## begin The input

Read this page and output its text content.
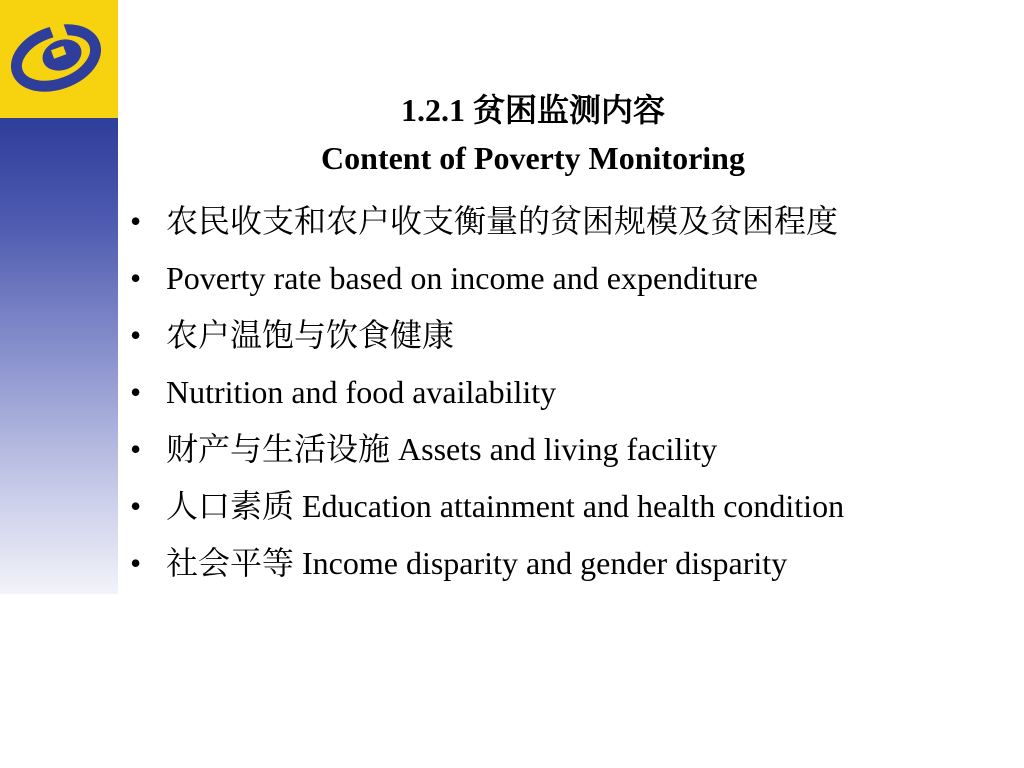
1.2.1 贫困监测内容
Content of Poverty Monitoring
• 农民收支和农户收支衡量的贫困规模及贫困程度
• Poverty rate based on income and expenditure
• 农户温饱与饮食健康
• Nutrition and food availability
• 财产与生活设施 Assets and living facility
• 人口素质 Education attainment and health condition
• 社会平等 Income disparity and gender disparity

## end The input

* **Challenge**
Pull every line containing "Poverty" out of the data above.

* **Completed task**
Content of Poverty Monitoring
• Poverty rate based on income and expenditure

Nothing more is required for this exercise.